%%

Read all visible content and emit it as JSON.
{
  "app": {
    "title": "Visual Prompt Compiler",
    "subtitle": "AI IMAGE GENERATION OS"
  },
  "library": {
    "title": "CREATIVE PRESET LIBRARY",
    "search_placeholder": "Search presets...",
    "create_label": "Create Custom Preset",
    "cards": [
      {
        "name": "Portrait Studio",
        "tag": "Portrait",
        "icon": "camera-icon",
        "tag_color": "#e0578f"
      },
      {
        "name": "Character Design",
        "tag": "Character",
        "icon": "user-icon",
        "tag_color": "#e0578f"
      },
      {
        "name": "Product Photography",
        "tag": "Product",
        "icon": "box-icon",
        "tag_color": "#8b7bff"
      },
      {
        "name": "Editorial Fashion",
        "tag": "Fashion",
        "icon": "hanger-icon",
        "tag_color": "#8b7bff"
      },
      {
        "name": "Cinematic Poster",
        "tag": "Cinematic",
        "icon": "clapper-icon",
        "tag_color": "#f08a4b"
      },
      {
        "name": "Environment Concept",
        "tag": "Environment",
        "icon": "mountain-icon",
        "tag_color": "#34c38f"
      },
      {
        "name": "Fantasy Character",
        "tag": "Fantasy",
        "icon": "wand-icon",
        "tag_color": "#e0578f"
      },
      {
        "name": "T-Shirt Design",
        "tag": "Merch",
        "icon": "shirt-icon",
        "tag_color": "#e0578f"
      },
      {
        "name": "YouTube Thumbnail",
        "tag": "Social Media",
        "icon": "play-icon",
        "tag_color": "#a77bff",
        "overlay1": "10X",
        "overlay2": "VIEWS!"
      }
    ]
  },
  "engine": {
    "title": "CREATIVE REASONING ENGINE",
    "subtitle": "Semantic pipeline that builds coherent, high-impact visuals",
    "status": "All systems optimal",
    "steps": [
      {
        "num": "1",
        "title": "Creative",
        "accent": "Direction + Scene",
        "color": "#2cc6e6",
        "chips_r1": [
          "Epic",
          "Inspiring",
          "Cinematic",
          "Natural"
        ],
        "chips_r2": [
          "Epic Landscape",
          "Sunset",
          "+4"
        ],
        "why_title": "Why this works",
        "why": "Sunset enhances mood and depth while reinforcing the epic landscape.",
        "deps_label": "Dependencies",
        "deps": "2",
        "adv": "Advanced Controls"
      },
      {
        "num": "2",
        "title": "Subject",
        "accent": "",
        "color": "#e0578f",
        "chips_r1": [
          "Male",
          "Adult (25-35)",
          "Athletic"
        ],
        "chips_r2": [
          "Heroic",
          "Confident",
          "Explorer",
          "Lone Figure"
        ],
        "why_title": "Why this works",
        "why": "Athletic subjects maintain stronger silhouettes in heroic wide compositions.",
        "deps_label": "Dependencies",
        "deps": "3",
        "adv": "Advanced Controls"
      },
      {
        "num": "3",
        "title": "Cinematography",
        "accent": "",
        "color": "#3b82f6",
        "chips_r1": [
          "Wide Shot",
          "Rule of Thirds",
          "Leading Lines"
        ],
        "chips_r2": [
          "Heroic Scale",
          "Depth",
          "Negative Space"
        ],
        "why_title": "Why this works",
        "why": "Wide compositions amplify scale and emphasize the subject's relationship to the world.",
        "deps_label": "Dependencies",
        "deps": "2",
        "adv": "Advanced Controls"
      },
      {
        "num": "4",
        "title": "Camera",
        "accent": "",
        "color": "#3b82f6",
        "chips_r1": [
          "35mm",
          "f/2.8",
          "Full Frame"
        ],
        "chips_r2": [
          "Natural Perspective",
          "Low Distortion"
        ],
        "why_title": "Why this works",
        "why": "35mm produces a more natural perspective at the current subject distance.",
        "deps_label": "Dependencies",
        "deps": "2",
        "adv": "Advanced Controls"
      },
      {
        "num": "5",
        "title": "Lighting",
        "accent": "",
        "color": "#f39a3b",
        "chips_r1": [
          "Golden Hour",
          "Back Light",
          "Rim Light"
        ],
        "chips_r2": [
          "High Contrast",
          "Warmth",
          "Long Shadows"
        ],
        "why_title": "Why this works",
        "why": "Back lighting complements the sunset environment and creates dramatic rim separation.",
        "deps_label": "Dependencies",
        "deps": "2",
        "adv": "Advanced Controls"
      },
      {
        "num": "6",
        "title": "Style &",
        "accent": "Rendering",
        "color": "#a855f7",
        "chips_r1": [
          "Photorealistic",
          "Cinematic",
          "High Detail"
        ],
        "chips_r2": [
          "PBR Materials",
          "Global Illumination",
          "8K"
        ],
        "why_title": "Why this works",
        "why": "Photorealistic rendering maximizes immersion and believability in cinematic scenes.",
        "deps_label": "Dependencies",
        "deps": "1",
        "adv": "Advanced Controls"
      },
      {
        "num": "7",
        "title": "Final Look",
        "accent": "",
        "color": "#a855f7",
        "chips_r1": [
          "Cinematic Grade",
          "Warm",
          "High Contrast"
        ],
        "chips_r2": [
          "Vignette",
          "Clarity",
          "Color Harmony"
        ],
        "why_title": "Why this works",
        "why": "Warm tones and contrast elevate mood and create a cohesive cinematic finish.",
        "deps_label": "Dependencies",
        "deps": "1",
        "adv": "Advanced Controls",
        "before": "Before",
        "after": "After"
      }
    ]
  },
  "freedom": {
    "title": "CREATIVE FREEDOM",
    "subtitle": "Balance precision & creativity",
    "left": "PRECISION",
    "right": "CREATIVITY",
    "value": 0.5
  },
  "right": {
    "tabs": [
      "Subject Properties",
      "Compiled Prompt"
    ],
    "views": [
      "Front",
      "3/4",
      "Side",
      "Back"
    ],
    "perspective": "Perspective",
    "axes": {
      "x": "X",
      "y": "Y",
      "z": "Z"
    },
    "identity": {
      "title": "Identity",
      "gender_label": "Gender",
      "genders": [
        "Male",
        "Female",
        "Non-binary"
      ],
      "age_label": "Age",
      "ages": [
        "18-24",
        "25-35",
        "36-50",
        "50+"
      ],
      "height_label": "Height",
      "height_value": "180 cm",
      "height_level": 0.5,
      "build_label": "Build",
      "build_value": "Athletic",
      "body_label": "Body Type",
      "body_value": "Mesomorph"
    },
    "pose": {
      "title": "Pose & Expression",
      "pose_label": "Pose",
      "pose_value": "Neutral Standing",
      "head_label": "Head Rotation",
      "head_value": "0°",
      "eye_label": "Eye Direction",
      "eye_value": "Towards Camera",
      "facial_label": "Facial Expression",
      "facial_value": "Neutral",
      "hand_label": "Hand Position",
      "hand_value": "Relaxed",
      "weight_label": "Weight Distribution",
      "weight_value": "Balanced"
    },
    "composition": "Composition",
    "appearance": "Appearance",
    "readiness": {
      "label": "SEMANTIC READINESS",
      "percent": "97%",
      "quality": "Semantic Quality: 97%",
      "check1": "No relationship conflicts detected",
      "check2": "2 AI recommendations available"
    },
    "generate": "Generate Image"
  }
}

%%

Reproduce the entire listing word for word.

Answer to this exercise>
Read all visible content and emit it as JSON.
{
  "app": {
    "title": "Visual Prompt Compiler",
    "subtitle": "AI IMAGE GENERATION OS"
  },
  "library": {
    "title": "CREATIVE PRESET LIBRARY",
    "search_placeholder": "Search presets...",
    "create_label": "Create Custom Preset",
    "cards": [
      {
        "name": "Portrait Studio",
        "tag": "Portrait",
        "icon": "camera-icon",
        "tag_color": "#e0578f"
      },
      {
        "name": "Character Design",
        "tag": "Character",
        "icon": "user-icon",
        "tag_color": "#e0578f"
      },
      {
        "name": "Product Photography",
        "tag": "Product",
        "icon": "box-icon",
        "tag_color": "#8b7bff"
      },
      {
        "name": "Editorial Fashion",
        "tag": "Fashion",
        "icon": "hanger-icon",
        "tag_color": "#8b7bff"
      },
      {
        "name": "Cinematic Poster",
        "tag": "Cinematic",
        "icon": "clapper-icon",
        "tag_color": "#f08a4b"
      },
      {
        "name": "Environment Concept",
        "tag": "Environment",
        "icon": "mountain-icon",
        "tag_color": "#34c38f"
      },
      {
        "name": "Fantasy Character",
        "tag": "Fantasy",
        "icon": "wand-icon",
        "tag_color": "#e0578f"
      },
      {
        "name": "T-Shirt Design",
        "tag": "Merch",
        "icon": "shirt-icon",
        "tag_color": "#e0578f"
      },
      {
        "name": "YouTube Thumbnail",
        "tag": "Social Media",
        "icon": "play-icon",
        "tag_color": "#a77bff",
        "overlay1": "10X",
        "overlay2": "VIEWS!"
      }
    ]
  },
  "engine": {
    "title": "CREATIVE REASONING ENGINE",
    "subtitle": "Semantic pipeline that builds coherent, high-impact visuals",
    "status": "All systems optimal",
    "steps": [
      {
        "num": "1",
        "title": "Creative",
        "accent": "Direction + Scene",
        "color": "#2cc6e6",
        "chips_r1": [
          "Epic",
          "Inspiring",
          "Cinematic",
          "Natural"
        ],
        "chips_r2": [
          "Epic Landscape",
          "Sunset",
          "+4"
        ],
        "why_title": "Why this works",
        "why": "Sunset enhances mood and depth while reinforcing the epic landscape.",
        "deps_label": "Dependencies",
        "deps": "2",
        "adv": "Advanced Controls"
      },
      {
        "num": "2",
        "title": "Subject",
        "accent": "",
        "color": "#e0578f",
        "chips_r1": [
          "Male",
          "Adult (25-35)",
          "Athletic"
        ],
        "chips_r2": [
          "Heroic",
          "Confident",
          "Explorer",
          "Lone Figure"
        ],
        "why_title": "Why this works",
        "why": "Athletic subjects maintain stronger silhouettes in heroic wide compositions.",
        "deps_label": "Dependencies",
        "deps": "3",
        "adv": "Advanced Controls"
      },
      {
        "num": "3",
        "title": "Cinematography",
        "accent": "",
        "color": "#3b82f6",
        "chips_r1": [
          "Wide Shot",
          "Rule of Thirds",
          "Leading Lines"
        ],
        "chips_r2": [
          "Heroic Scale",
          "Depth",
          "Negative Space"
        ],
        "why_title": "Why this works",
        "why": "Wide compositions amplify scale and emphasize the subject's relationship to the world.",
        "deps_label": "Dependencies",
        "deps": "2",
        "adv": "Advanced Controls"
      },
      {
        "num": "4",
        "title": "Camera",
        "accent": "",
        "color": "#3b82f6",
        "chips_r1": [
          "35mm",
          "f/2.8",
          "Full Frame"
        ],
        "chips_r2": [
          "Natural Perspective",
          "Low Distortion"
        ],
        "why_title": "Why this works",
        "why": "35mm produces a more natural perspective at the current subject distance.",
        "deps_label": "Dependencies",
        "deps": "2",
        "adv": "Advanced Controls"
      },
      {
        "num": "5",
        "title": "Lighting",
        "accent": "",
        "color": "#f39a3b",
        "chips_r1": [
          "Golden Hour",
          "Back Light",
          "Rim Light"
        ],
        "chips_r2": [
          "High Contrast",
          "Warmth",
          "Long Shadows"
        ],
        "why_title": "Why this works",
        "why": "Back lighting complements the sunset environment and creates dramatic rim separation.",
        "deps_label": "Dependencies",
        "deps": "2",
        "adv": "Advanced Controls"
      },
      {
        "num": "6",
        "title": "Style &",
        "accent": "Rendering",
        "color": "#a855f7",
        "chips_r1": [
          "Photorealistic",
          "Cinematic",
          "High Detail"
        ],
        "chips_r2": [
          "PBR Materials",
          "Global Illumination",
          "8K"
        ],
        "why_title": "Why this works",
        "why": "Photorealistic rendering maximizes immersion and believability in cinematic scenes.",
        "deps_label": "Dependencies",
        "deps": "1",
        "adv": "Advanced Controls"
      },
      {
        "num": "7",
        "title": "Final Look",
        "accent": "",
        "color": "#a855f7",
        "chips_r1": [
          "Cinematic Grade",
          "Warm",
          "High Contrast"
        ],
        "chips_r2": [
          "Vignette",
          "Clarity",
          "Color Harmony"
        ],
        "why_title": "Why this works",
        "why": "Warm tones and contrast elevate mood and create a cohesive cinematic finish.",
        "deps_label": "Dependencies",
        "deps": "1",
        "adv": "Advanced Controls",
        "before": "Before",
        "after": "After"
      }
    ]
  },
  "freedom": {
    "title": "CREATIVE FREEDOM",
    "subtitle": "Balance precision & creativity",
    "left": "PRECISION",
    "right": "CREATIVITY",
    "value": 0.5
  },
  "right": {
    "tabs": [
      "Subject Properties",
      "Compiled Prompt"
    ],
    "views": [
      "Front",
      "3/4",
      "Side",
      "Back"
    ],
    "perspective": "Perspective",
    "axes": {
      "x": "X",
      "y": "Y",
      "z": "Z"
    },
    "identity": {
      "title": "Identity",
      "gender_label": "Gender",
      "genders": [
        "Male",
        "Female",
        "Non-binary"
      ],
      "age_label": "Age",
      "ages": [
        "18-24",
        "25-35",
        "36-50",
        "50+"
      ],
      "height_label": "Height",
      "height_value": "180 cm",
      "height_level": 0.5,
      "build_label": "Build",
      "build_value": "Athletic",
      "body_label": "Body Type",
      "body_value": "Mesomorph"
    },
    "pose": {
      "title": "Pose & Expression",
      "pose_label": "Pose",
      "pose_value": "Neutral Standing",
      "head_label": "Head Rotation",
      "head_value": "0°",
      "eye_label": "Eye Direction",
      "eye_value": "Towards Camera",
      "facial_label": "Facial Expression",
      "facial_value": "Neutral",
      "hand_label": "Hand Position",
      "hand_value": "Relaxed",
      "weight_label": "Weight Distribution",
      "weight_value": "Balanced"
    },
    "composition": "Composition",
    "appearance": "Appearance",
    "readiness": {
      "label": "SEMANTIC READINESS",
      "percent": "97%",
      "quality": "Semantic Quality: 97%",
      "check1": "No relationship conflicts detected",
      "check2": "2 AI recommendations available"
    },
    "generate": "Generate Image"
  }
}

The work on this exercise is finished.